» **TEXTVORLAGE**

↓

Eigentlich war die aus dem englischen Devon stammende Nicky Swann ja immer nur als Teil eines Duos und selbst rein vokalartistisch unterwegs. Als diese langjährige Verbindung mit ihrem musikalischen Partner im Jahr 2006 beendet wurde und sie trotz vielen Vorspiel-Sessions neuer Kandidaten einfach nicht das Gefühl hatte, dass einer dieser vorstelligen Gitarristen der richtige war, beschloss sie, ab sofort selbst die sechs Saiten in Schwingungen zu setzen. Ein gutes halbes Jahr später fühlte sie sich dann nach intensivem Auseinandersetzen mit dem Instrument sicher genug, um sich fortwährend auch solo auf die Bühne zu stellen.

↑

» **AUFGABEN**
1. Beantworte mit dem Text über Nicky Swann:
(a) Aus welcher Gegend stammt Nicky Swann?
(b) In welchem Jahr endete die Zusammenarbeit mit ihrem musikalischen Partner?
(c) Wie lange dauerte es, bis sie sich sicher genug fühlte, allein aufzutreten?
2. Führe den Text über Nicky Swann nach seinem letzten Satz um ein paar Sätze weiter.

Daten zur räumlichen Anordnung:
↓

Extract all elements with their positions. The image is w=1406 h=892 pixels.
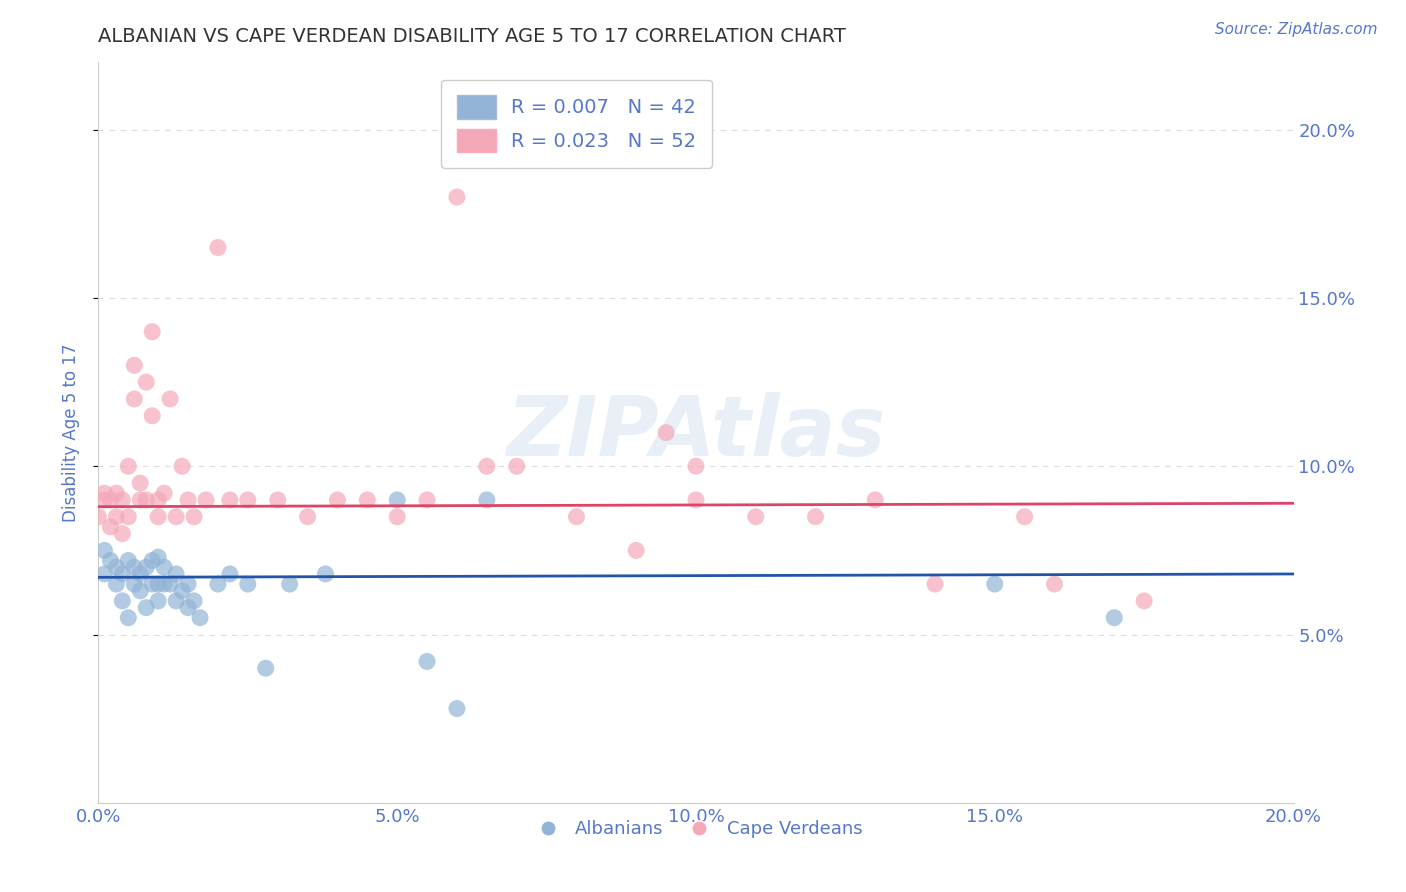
Point <box>865 492 887 507</box>
Point <box>207 240 229 255</box>
Point <box>135 560 157 574</box>
Point <box>124 560 146 574</box>
Point <box>148 509 170 524</box>
Point <box>141 577 163 591</box>
Point <box>745 509 768 524</box>
Point <box>93 543 115 558</box>
Point <box>188 610 211 624</box>
Point <box>105 486 128 500</box>
Point <box>385 492 409 507</box>
Point <box>129 492 152 507</box>
Point <box>655 425 678 440</box>
Point <box>93 486 115 500</box>
Point <box>356 492 378 507</box>
Point <box>416 492 439 507</box>
Text: Source: ZipAtlas.com: Source: ZipAtlas.com <box>1215 22 1378 37</box>
Point <box>124 392 146 406</box>
Point <box>148 492 170 507</box>
Point <box>1043 577 1066 591</box>
Point <box>117 610 139 624</box>
Point <box>165 594 187 608</box>
Point <box>236 492 259 507</box>
Point <box>98 520 122 534</box>
Point <box>111 526 134 541</box>
Point <box>159 392 181 406</box>
Point <box>278 577 301 591</box>
Point <box>148 577 170 591</box>
Point <box>177 577 200 591</box>
Point <box>326 492 349 507</box>
Y-axis label: Disability Age 5 to 17: Disability Age 5 to 17 <box>62 343 80 522</box>
Point <box>219 566 242 581</box>
Point <box>153 577 176 591</box>
Point <box>105 509 128 524</box>
Point <box>98 492 122 507</box>
Text: ALBANIAN VS CAPE VERDEAN DISABILITY AGE 5 TO 17 CORRELATION CHART: ALBANIAN VS CAPE VERDEAN DISABILITY AGE … <box>98 27 846 45</box>
Point <box>117 553 139 567</box>
Point <box>506 459 529 474</box>
Point <box>98 553 122 567</box>
Point <box>124 577 146 591</box>
Point <box>129 566 152 581</box>
Point <box>124 359 146 373</box>
Point <box>475 492 498 507</box>
Point <box>148 594 170 608</box>
Point <box>183 594 205 608</box>
Point <box>117 459 139 474</box>
Point <box>626 543 648 558</box>
Point <box>984 577 1007 591</box>
Point <box>165 509 187 524</box>
Point <box>267 492 290 507</box>
Point <box>87 509 110 524</box>
Point <box>315 566 337 581</box>
Point <box>446 701 468 715</box>
Point <box>177 492 200 507</box>
Point <box>446 190 468 204</box>
Point <box>135 600 157 615</box>
Point <box>165 566 187 581</box>
Point <box>135 492 157 507</box>
Point <box>172 583 194 598</box>
Legend: Albanians, Cape Verdeans: Albanians, Cape Verdeans <box>523 814 869 846</box>
Point <box>1104 610 1126 624</box>
Point <box>1133 594 1156 608</box>
Point <box>148 550 170 565</box>
Point <box>141 409 163 423</box>
Point <box>172 459 194 474</box>
Point <box>236 577 259 591</box>
Point <box>219 492 242 507</box>
Point <box>183 509 205 524</box>
Point <box>924 577 946 591</box>
Point <box>129 583 152 598</box>
Point <box>141 325 163 339</box>
Point <box>111 492 134 507</box>
Point <box>117 509 139 524</box>
Point <box>685 459 707 474</box>
Point <box>254 661 277 675</box>
Point <box>153 560 176 574</box>
Point <box>565 509 588 524</box>
Point <box>416 655 439 669</box>
Point <box>105 577 128 591</box>
Point <box>297 509 319 524</box>
Point <box>685 492 707 507</box>
Point <box>385 509 409 524</box>
Point <box>129 476 152 491</box>
Point <box>475 459 498 474</box>
Point <box>159 577 181 591</box>
Text: ZIPAtlas: ZIPAtlas <box>506 392 886 473</box>
Point <box>93 566 115 581</box>
Point <box>111 566 134 581</box>
Point <box>195 492 218 507</box>
Point <box>141 553 163 567</box>
Point <box>111 594 134 608</box>
Point <box>1014 509 1036 524</box>
Point <box>207 577 229 591</box>
Point <box>177 600 200 615</box>
Point <box>135 375 157 389</box>
Point <box>93 492 115 507</box>
Point <box>153 486 176 500</box>
Point <box>105 560 128 574</box>
Point <box>804 509 827 524</box>
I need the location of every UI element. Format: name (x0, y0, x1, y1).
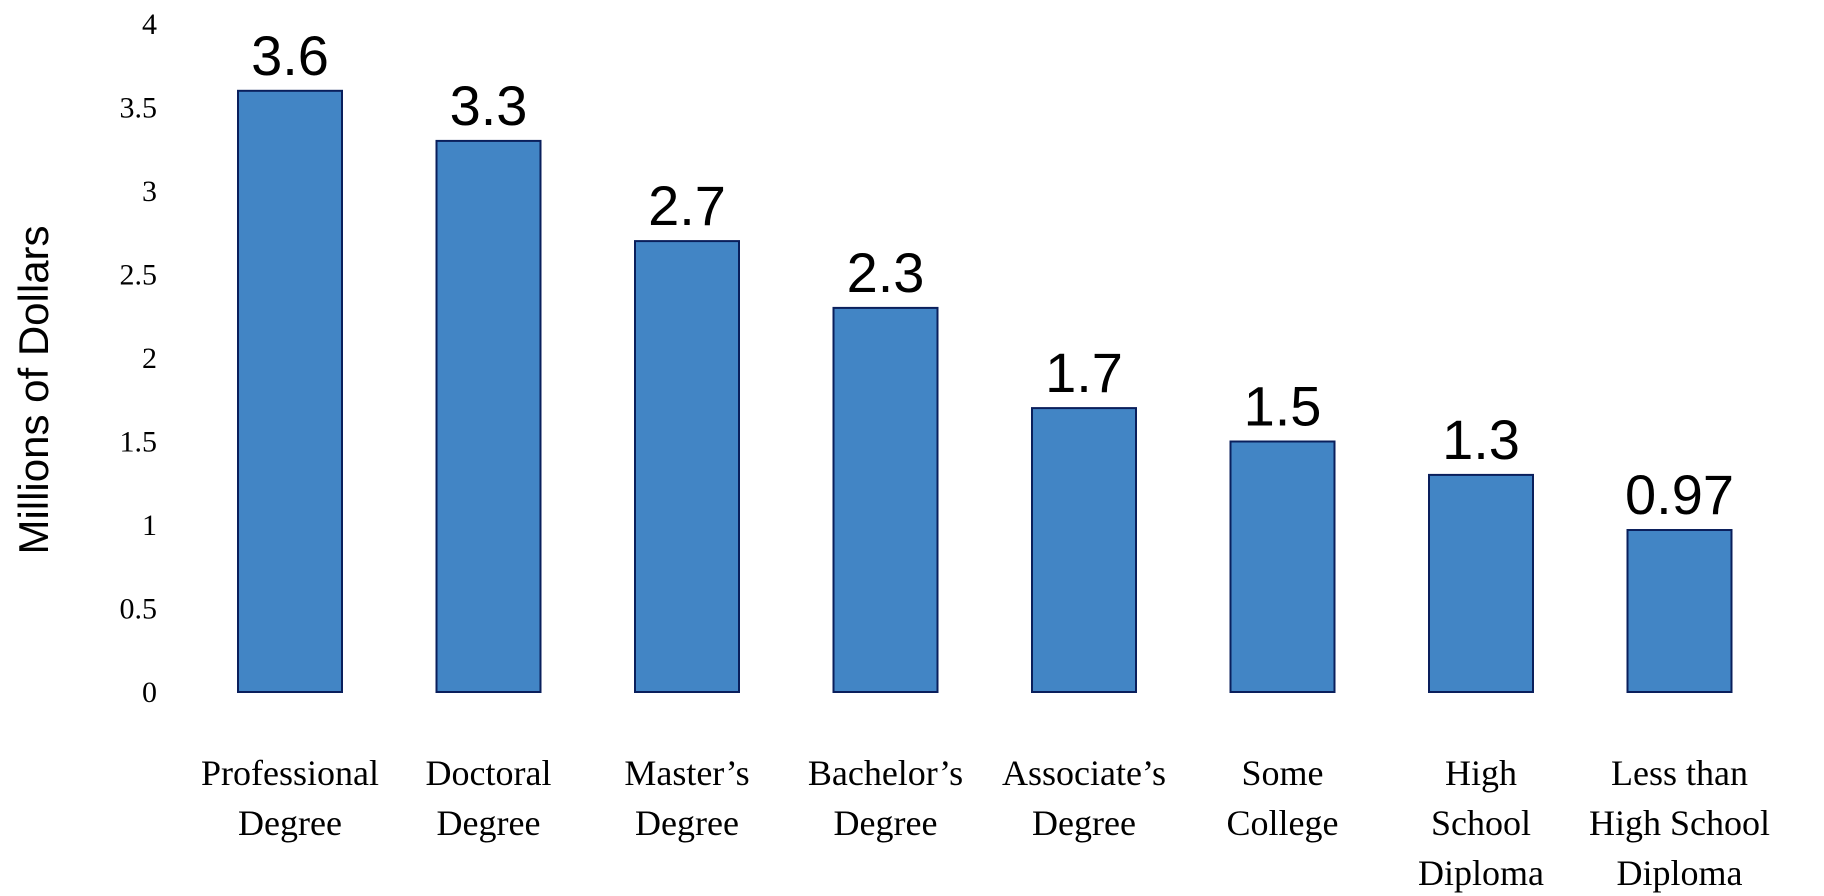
x-category-label: Professional Degree (201, 753, 379, 843)
y-tick-label: 4 (142, 8, 157, 41)
x-category-label-line: Diploma (1418, 853, 1544, 893)
y-tick-label: 1 (142, 509, 157, 542)
x-category-label-line: School (1431, 803, 1531, 843)
y-tick-label: 3 (142, 175, 157, 208)
bars (237, 89, 1733, 694)
bar-value-label: 1.3 (1442, 408, 1520, 471)
x-category-label-line: College (1227, 803, 1339, 843)
x-category-label-line: Doctoral (426, 753, 552, 793)
x-category-label-line: Degree (238, 803, 342, 843)
data-labels: 3.6 3.3 2.7 2.3 1.7 1.5 1.3 0.97 (251, 24, 1734, 526)
y-tick-label: 0 (142, 676, 157, 709)
y-tick-label: 2 (142, 342, 157, 375)
x-category-label-line: High (1445, 753, 1517, 793)
y-axis-ticks: 0 0.5 1 1.5 2 2.5 3 3.5 4 (120, 8, 158, 709)
bar (435, 139, 542, 693)
x-category-label: Associate’s Degree (1002, 753, 1166, 843)
y-tick-label: 1.5 (120, 426, 158, 459)
bar (1031, 407, 1137, 693)
x-category-label: High School Diploma (1418, 753, 1544, 893)
bar (1626, 529, 1733, 694)
x-category-label-line: High School (1589, 803, 1770, 843)
x-category-label-line: Associate’s (1002, 753, 1166, 793)
x-category-label: Some College (1227, 753, 1339, 843)
x-category-label: Less than High School Diploma (1589, 753, 1770, 893)
bar-value-label: 2.3 (847, 241, 925, 304)
bar-value-label: 0.97 (1625, 463, 1734, 526)
y-tick-label: 3.5 (120, 92, 158, 125)
bar (634, 240, 740, 693)
bar (1428, 473, 1534, 693)
x-category-label-line: Some (1241, 753, 1323, 793)
bar-value-label: 3.6 (251, 24, 329, 87)
bar (832, 306, 939, 693)
x-category-label-line: Degree (437, 803, 541, 843)
x-category-label: Master’s Degree (624, 753, 749, 843)
x-category-label-line: Diploma (1617, 853, 1743, 893)
y-axis-label: Millions of Dollars (10, 225, 57, 554)
x-category-label-line: Master’s (624, 753, 749, 793)
x-category-label-line: Degree (635, 803, 739, 843)
x-category-label-line: Degree (1032, 803, 1136, 843)
x-category-label-line: Degree (834, 803, 938, 843)
x-category-label: Doctoral Degree (426, 753, 552, 843)
bar (237, 89, 343, 694)
y-tick-label: 0.5 (120, 593, 158, 626)
x-category-label-line: Less than (1611, 753, 1748, 793)
y-tick-label: 2.5 (120, 259, 158, 292)
bar-value-label: 1.5 (1244, 375, 1322, 438)
x-category-label-line: Professional (201, 753, 379, 793)
x-category-label: Bachelor’s Degree (808, 753, 963, 843)
bar-value-label: 1.7 (1045, 341, 1123, 404)
bar-value-label: 3.3 (450, 74, 528, 137)
x-category-label-line: Bachelor’s (808, 753, 963, 793)
bar (1229, 440, 1336, 693)
bar-value-label: 2.7 (648, 174, 726, 237)
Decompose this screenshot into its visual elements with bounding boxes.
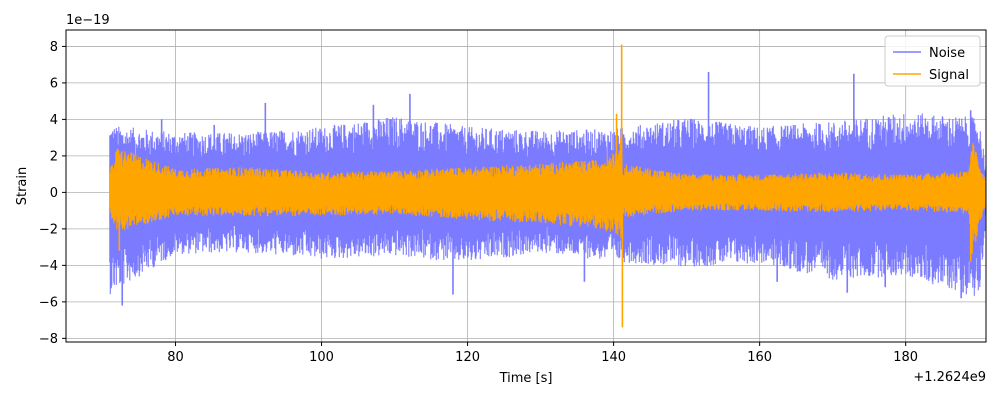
y-tick-label: −2 xyxy=(39,222,58,237)
axis-ticks: 80 100 120 140 160 180 −8 −6 −4 −2 0 2 4 6 8 xyxy=(39,40,918,365)
series-signal xyxy=(109,44,987,328)
legend-label: Noise xyxy=(929,46,965,61)
x-tick-label: 120 xyxy=(455,350,480,365)
series-layer xyxy=(109,44,987,328)
x-tick-label: 180 xyxy=(893,350,918,365)
plot-frame xyxy=(65,29,987,343)
x-tick-label: 80 xyxy=(167,350,184,365)
y-tick-label: −8 xyxy=(39,332,58,347)
y-tick-label: 8 xyxy=(50,40,58,55)
y-tick-label: −4 xyxy=(39,259,58,274)
x-tick-label: 100 xyxy=(309,350,334,365)
x-offset-label: +1.2624e9 xyxy=(913,370,986,385)
x-tick-label: 160 xyxy=(747,350,772,365)
y-tick-label: 6 xyxy=(50,76,58,91)
y-axis-label: Strain xyxy=(15,167,30,206)
y-tick-label: 2 xyxy=(50,149,58,164)
y-scale-label: 1e−19 xyxy=(66,13,110,28)
legend-label: Signal xyxy=(929,68,969,83)
y-tick-label: −6 xyxy=(39,295,58,310)
y-tick-label: 4 xyxy=(50,113,58,128)
legend: Noise Signal xyxy=(884,35,981,87)
series-signal-trace xyxy=(109,136,987,254)
y-tick-label: 0 xyxy=(50,186,58,201)
x-axis-label: Time [s] xyxy=(499,371,553,386)
x-tick-label: 140 xyxy=(601,350,626,365)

↑

» **LÖSUNGEN**
1.
(a) Aus Devon in England.
(b) Im Jahr 2006.
(c) Ein gutes halbes Jahr.

2.
Auf ihrem brandneuen Album "Matches And Dispatches" stellt sie nun elf Eigenkompositionen, ein walisisches Traditional ("All Through The Night") und einen Cover-Song ("I Want To Hold Your Hand") vor. Ja, es handelt sich tatsächlich um den Beatles-Klassiker, der sich hier einer ganz hervorragenden Behandlung unterziehen durfte. Vorgetragen nur mit sparsamer Akustik-Gitarre und Bethany Porters warmem Cello gehen alle Pop-Anteile verloren und verwandeln sich aufgrund der musikalischen Umsetzung und Nicky Swanns sehr gefühlvollen und intensiven (fast intimen) Gesangs in eine herrliche Folk-Ballade. Wieder zu erkennen ist die Nummer natürlich, aber das hier ist mal eine richtig fantastische und eigenständige Version.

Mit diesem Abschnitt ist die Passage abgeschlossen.